* Start *
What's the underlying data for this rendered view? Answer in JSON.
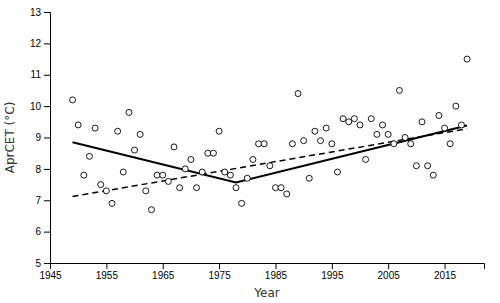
{
  "chart_data": {
    "type": "scatter",
    "xlabel": "Year",
    "ylabel": "AprCET (°C)",
    "xlim": [
      1945,
      2022
    ],
    "ylim": [
      5,
      13
    ],
    "xticks": [
      1945,
      1955,
      1965,
      1975,
      1985,
      1995,
      2005,
      2015
    ],
    "yticks": [
      5,
      6,
      7,
      8,
      9,
      10,
      11,
      12,
      13
    ],
    "grid": false,
    "series": [
      {
        "type": "scatter",
        "color": "black",
        "marker": "open-circle",
        "x": [
          1949,
          1950,
          1951,
          1952,
          1953,
          1954,
          1955,
          1956,
          1957,
          1958,
          1959,
          1960,
          1961,
          1962,
          1963,
          1964,
          1965,
          1966,
          1967,
          1968,
          1969,
          1970,
          1971,
          1972,
          1973,
          1974,
          1975,
          1976,
          1977,
          1978,
          1979,
          1980,
          1981,
          1982,
          1983,
          1984,
          1985,
          1986,
          1987,
          1988,
          1989,
          1990,
          1991,
          1992,
          1993,
          1994,
          1995,
          1996,
          1997,
          1998,
          1999,
          2000,
          2001,
          2002,
          2003,
          2004,
          2005,
          2006,
          2007,
          2008,
          2009,
          2010,
          2011,
          2012,
          2013,
          2014,
          2015,
          2016,
          2017,
          2018,
          2019
        ],
        "values": [
          10.2,
          9.4,
          7.8,
          8.4,
          9.3,
          7.5,
          7.3,
          6.9,
          9.2,
          7.9,
          9.8,
          8.6,
          9.1,
          7.3,
          6.7,
          7.8,
          7.8,
          7.6,
          8.7,
          7.4,
          8.0,
          8.3,
          7.4,
          7.9,
          8.5,
          8.5,
          9.2,
          7.9,
          7.8,
          7.4,
          6.9,
          7.7,
          8.3,
          8.8,
          8.8,
          8.1,
          7.4,
          7.4,
          7.2,
          8.8,
          10.4,
          8.9,
          7.7,
          9.2,
          8.9,
          9.3,
          8.8,
          7.9,
          9.6,
          9.5,
          9.6,
          9.4,
          8.3,
          9.6,
          9.1,
          9.4,
          9.1,
          8.8,
          10.5,
          9.0,
          8.8,
          8.1,
          9.5,
          8.1,
          7.8,
          9.7,
          9.3,
          8.8,
          10.0,
          9.4,
          11.5
        ]
      },
      {
        "type": "line",
        "color": "black",
        "line_style": "dashed",
        "x": [
          1949,
          2019
        ],
        "values": [
          7.12,
          9.28
        ]
      },
      {
        "type": "line",
        "color": "black",
        "line_style": "solid",
        "x": [
          1949,
          1978,
          2019
        ],
        "values": [
          8.85,
          7.57,
          9.38
        ]
      }
    ]
  }
}
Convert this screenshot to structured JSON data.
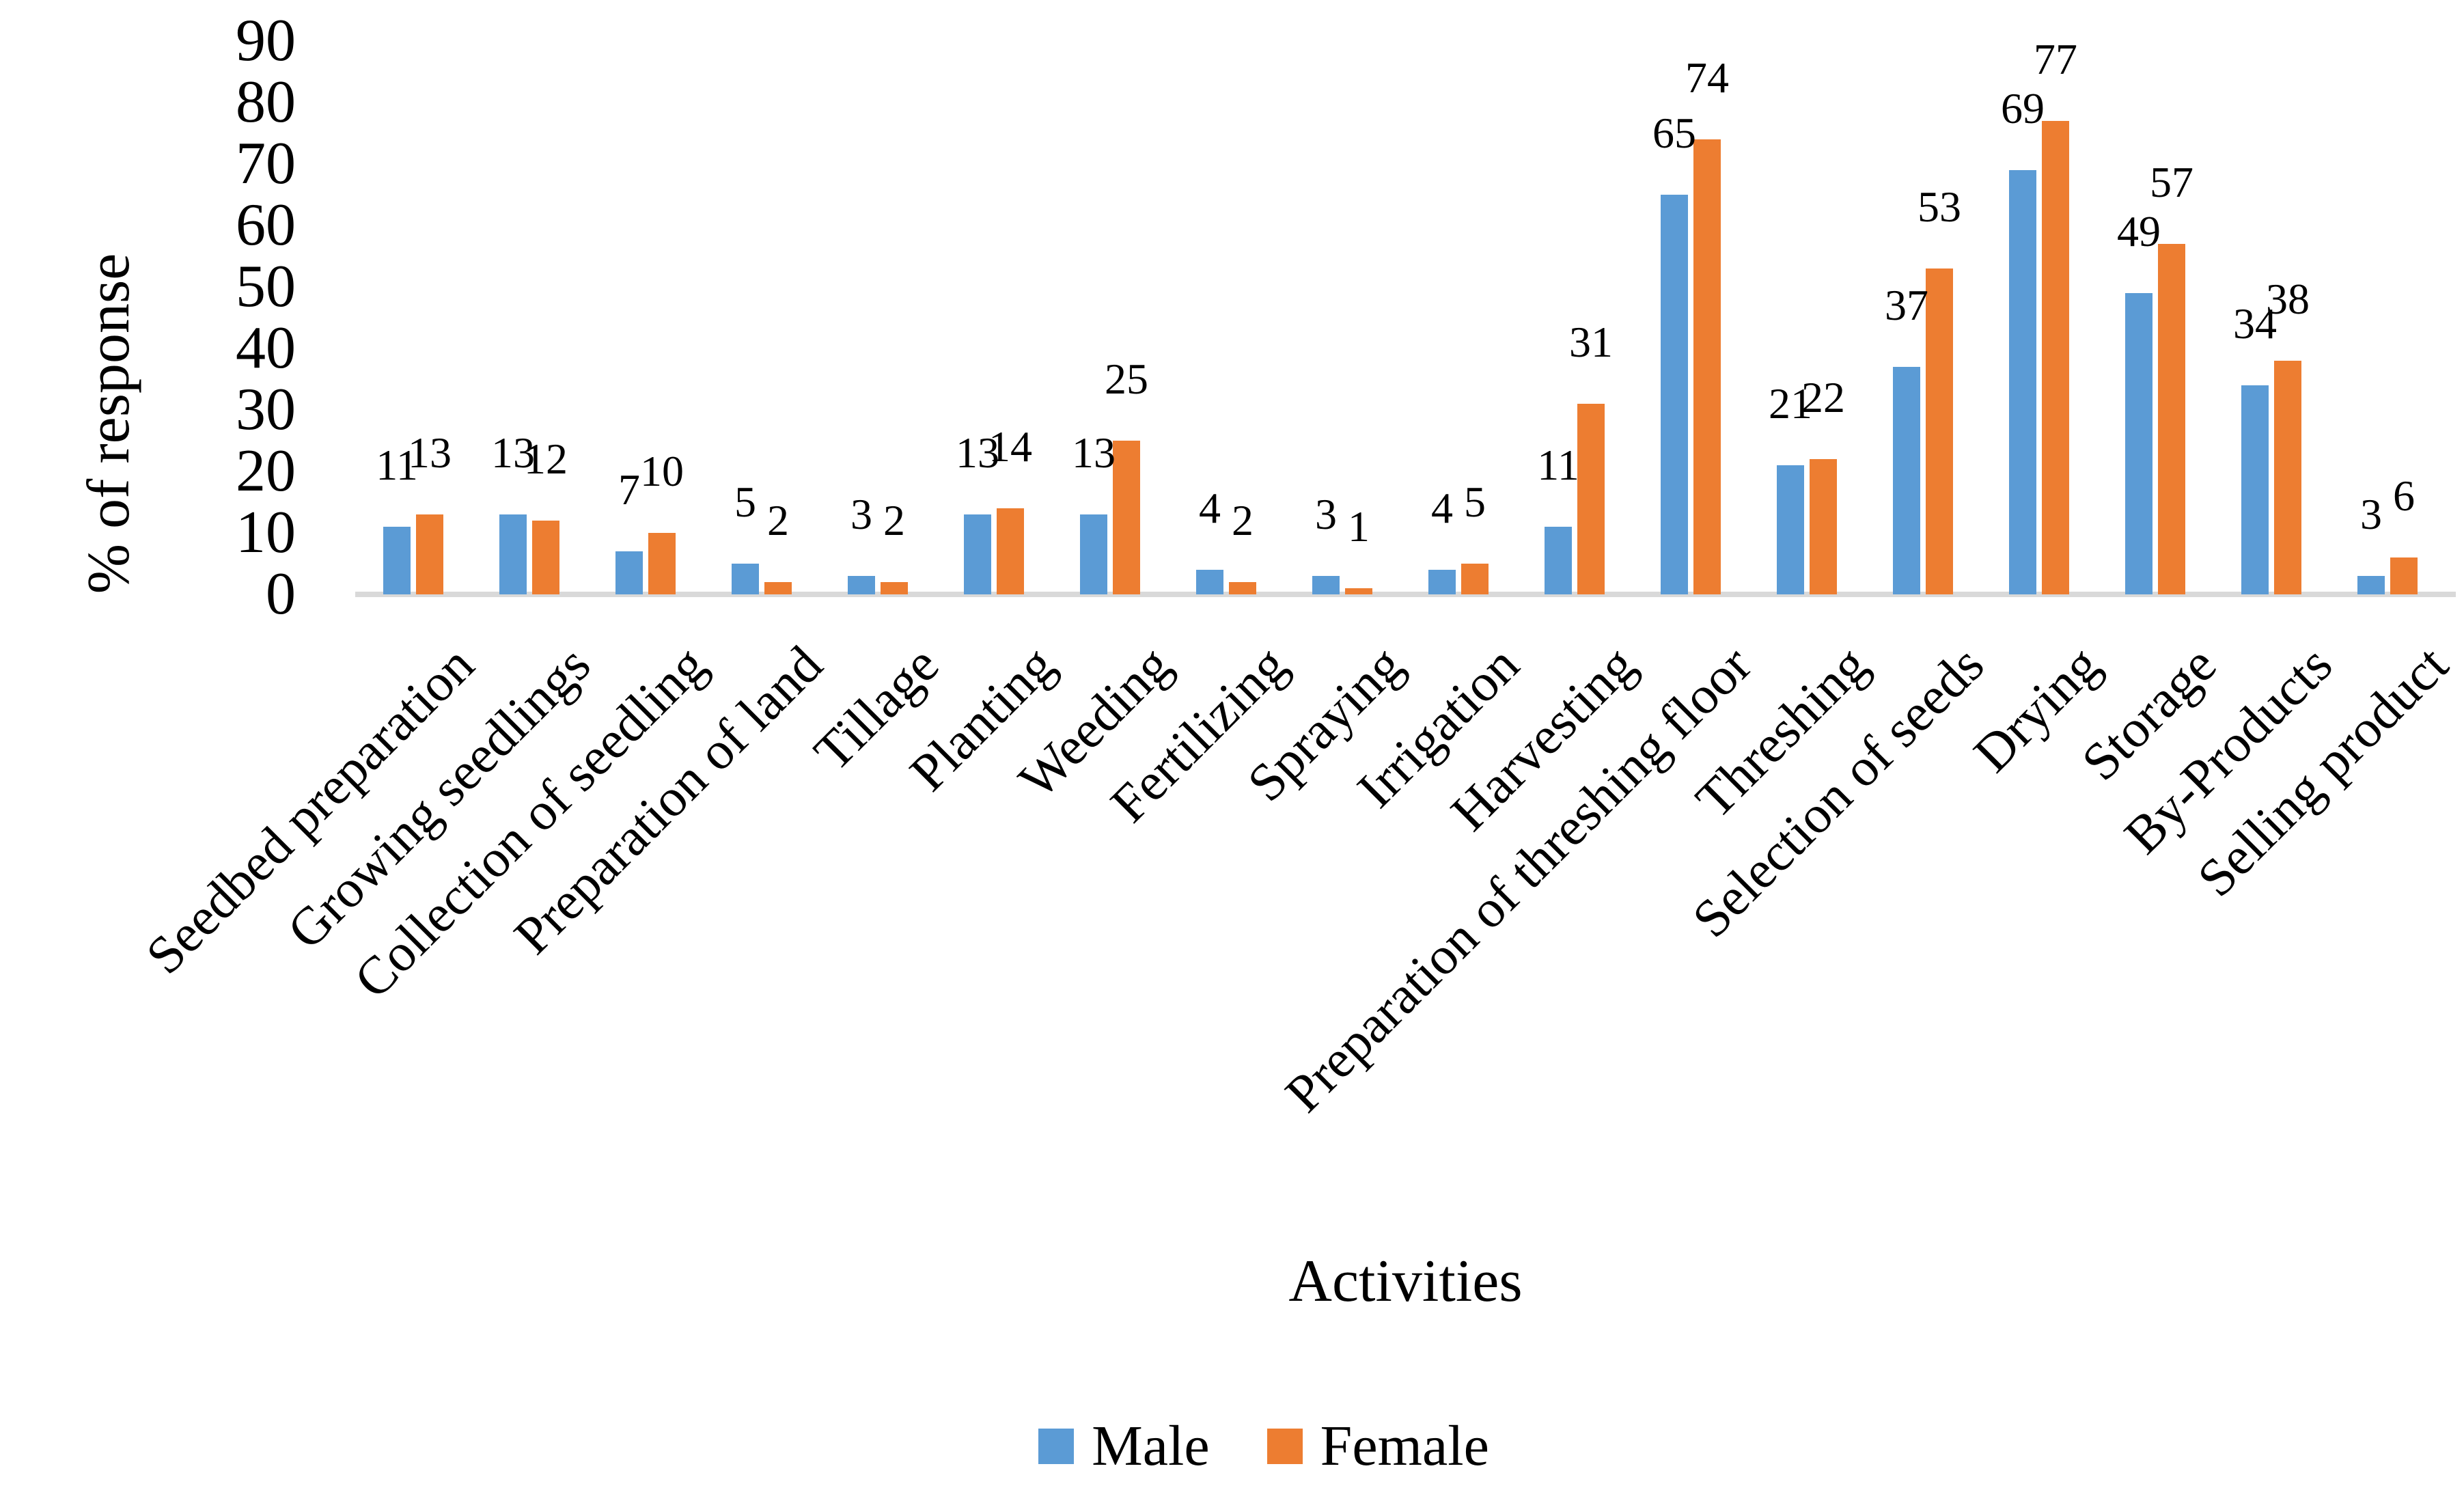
{
  "chart_data": {
    "type": "bar",
    "title": "",
    "xlabel": "Activities",
    "ylabel": "% of response",
    "ylim": [
      0,
      90
    ],
    "ytick_step": 10,
    "yticks": [
      0,
      10,
      20,
      30,
      40,
      50,
      60,
      70,
      80,
      90
    ],
    "grid": false,
    "data_labels": true,
    "legend_position": "bottom",
    "axis_line_color": "#D9D9D9",
    "text_color": "#000000",
    "categories": [
      "Seedbed preparation",
      "Growing seedlings",
      "Collection of seedling",
      "Preparation of land",
      "Tillage",
      "Planting",
      "Weeding",
      "Fertilizing",
      "Spraying",
      "Irrigation",
      "Harvesting",
      "Preparation of threshing floor",
      "Threshing",
      "Selection of seeds",
      "Drying",
      "Storage",
      "By-Products",
      "Selling product"
    ],
    "series": [
      {
        "name": "Male",
        "color": "#5B9BD5",
        "values": [
          11,
          13,
          7,
          5,
          3,
          13,
          13,
          4,
          3,
          4,
          11,
          65,
          21,
          37,
          69,
          49,
          34,
          3
        ]
      },
      {
        "name": "Female",
        "color": "#ED7D31",
        "values": [
          13,
          12,
          10,
          2,
          2,
          14,
          25,
          2,
          1,
          5,
          31,
          74,
          22,
          53,
          77,
          57,
          38,
          6
        ]
      }
    ]
  }
}
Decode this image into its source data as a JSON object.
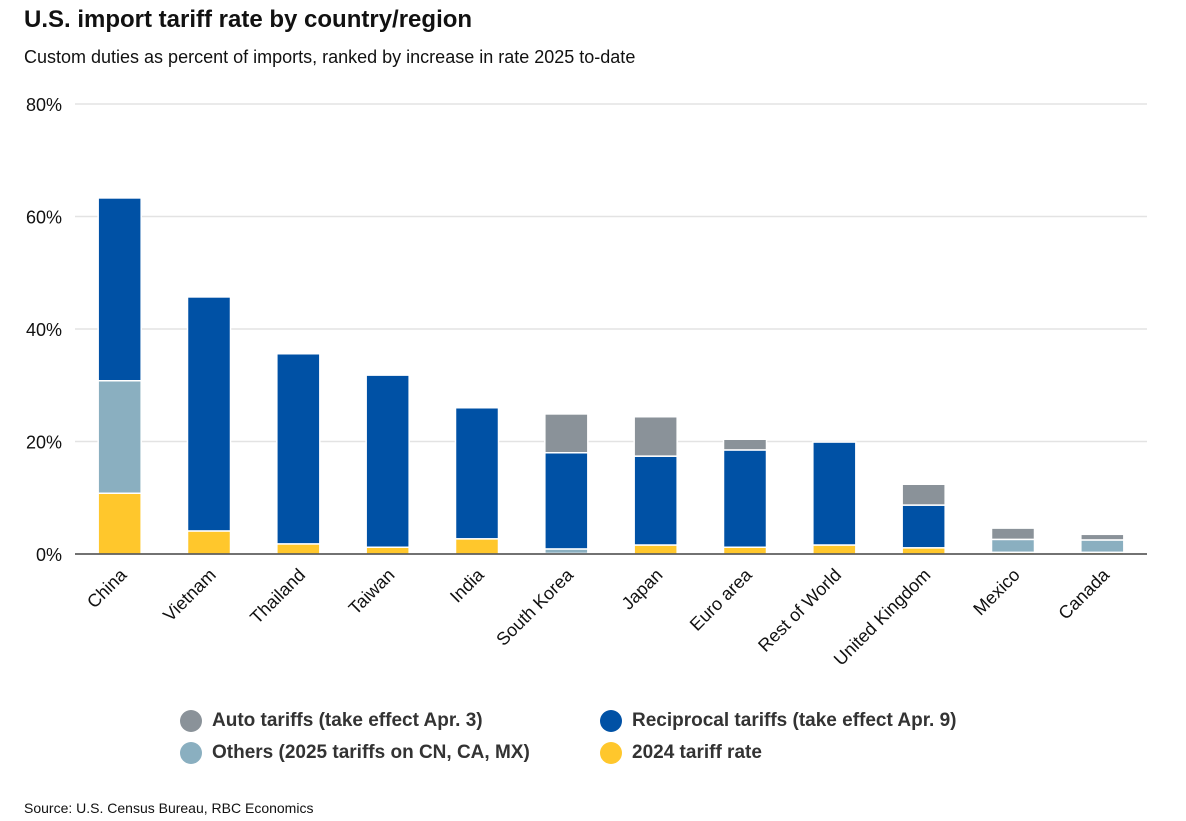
{
  "chart_data": {
    "type": "bar",
    "stacked": true,
    "title": "U.S. import tariff rate by country/region",
    "subtitle": "Custom duties as percent of imports, ranked by increase in rate 2025 to-date",
    "source": "Source: U.S. Census Bureau, RBC Economics",
    "ylim": [
      0,
      80
    ],
    "yticks": [
      "0%",
      "20%",
      "40%",
      "60%",
      "80%"
    ],
    "ytick_values": [
      0,
      20,
      40,
      60,
      80
    ],
    "grid": true,
    "legend_position": "bottom",
    "categories": [
      "China",
      "Vietnam",
      "Thailand",
      "Taiwan",
      "India",
      "South Korea",
      "Japan",
      "Euro area",
      "Rest of World",
      "United Kingdom",
      "Mexico",
      "Canada"
    ],
    "series": [
      {
        "name": "2024 tariff rate",
        "color": "#ffc72c",
        "values": [
          10.8,
          4.1,
          1.8,
          1.2,
          2.7,
          0.1,
          1.6,
          1.2,
          1.6,
          1.1,
          0.3,
          0.3
        ]
      },
      {
        "name": "Others (2025 tariffs on CN, CA, MX)",
        "color": "#8aafc0",
        "values": [
          20.0,
          0,
          0,
          0,
          0,
          0.8,
          0,
          0,
          0,
          0,
          2.3,
          2.2
        ]
      },
      {
        "name": "Reciprocal tariffs (take effect Apr. 9)",
        "color": "#0051a5",
        "values": [
          32.5,
          41.6,
          33.8,
          30.6,
          23.3,
          17.1,
          15.8,
          17.3,
          18.3,
          7.6,
          0,
          0
        ]
      },
      {
        "name": "Auto tariffs (take effect Apr. 3)",
        "color": "#8a9299",
        "values": [
          0,
          0,
          0,
          0,
          0,
          6.9,
          7.0,
          1.9,
          0,
          3.7,
          2.0,
          1.0
        ]
      }
    ],
    "legend_order": [
      3,
      2,
      1,
      0
    ]
  }
}
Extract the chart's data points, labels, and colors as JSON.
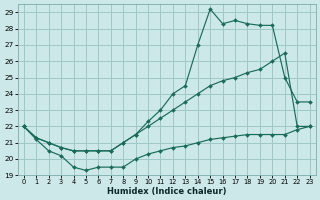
{
  "xlabel": "Humidex (Indice chaleur)",
  "bg_color": "#cce8e8",
  "grid_color": "#9fc8c8",
  "line_color": "#1a6b5a",
  "xlim": [
    -0.5,
    23.5
  ],
  "ylim": [
    19,
    29.5
  ],
  "xticks": [
    0,
    1,
    2,
    3,
    4,
    5,
    6,
    7,
    8,
    9,
    10,
    11,
    12,
    13,
    14,
    15,
    16,
    17,
    18,
    19,
    20,
    21,
    22,
    23
  ],
  "yticks": [
    19,
    20,
    21,
    22,
    23,
    24,
    25,
    26,
    27,
    28,
    29
  ],
  "line_diagonal": {
    "x": [
      0,
      1,
      2,
      3,
      4,
      5,
      6,
      7,
      8,
      9,
      10,
      11,
      12,
      13,
      14,
      15,
      16,
      17,
      18,
      19,
      20,
      21,
      22,
      23
    ],
    "y": [
      22.0,
      21.3,
      21.0,
      20.7,
      20.5,
      20.5,
      20.5,
      20.5,
      21.0,
      21.5,
      22.0,
      22.5,
      23.0,
      23.5,
      24.0,
      24.5,
      24.8,
      25.0,
      25.3,
      25.5,
      26.0,
      26.5,
      22.0,
      22.0
    ]
  },
  "line_spike": {
    "x": [
      0,
      1,
      2,
      3,
      4,
      5,
      6,
      7,
      8,
      9,
      10,
      11,
      12,
      13,
      14,
      15,
      16,
      17,
      18,
      19,
      20,
      21,
      22,
      23
    ],
    "y": [
      22.0,
      21.3,
      21.0,
      20.7,
      20.5,
      20.5,
      20.5,
      20.5,
      21.0,
      21.5,
      22.3,
      23.0,
      24.0,
      24.5,
      27.0,
      29.2,
      28.3,
      28.5,
      28.3,
      28.2,
      28.2,
      25.0,
      23.5,
      23.5
    ]
  },
  "line_bottom": {
    "x": [
      0,
      1,
      2,
      3,
      4,
      5,
      6,
      7,
      8,
      9,
      10,
      11,
      12,
      13,
      14,
      15,
      16,
      17,
      18,
      19,
      20,
      21,
      22,
      23
    ],
    "y": [
      22.0,
      21.2,
      20.5,
      20.2,
      19.5,
      19.3,
      19.5,
      19.5,
      19.5,
      20.0,
      20.3,
      20.5,
      20.7,
      20.8,
      21.0,
      21.2,
      21.3,
      21.4,
      21.5,
      21.5,
      21.5,
      21.5,
      21.8,
      22.0
    ]
  }
}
* End *
Filter lines by "xlabel" and return each hit.

#### The solution
    "xlabel": "Year",
    "xlabel": "Activities",
  "xlabel": "Humidex (Indice chaleur)",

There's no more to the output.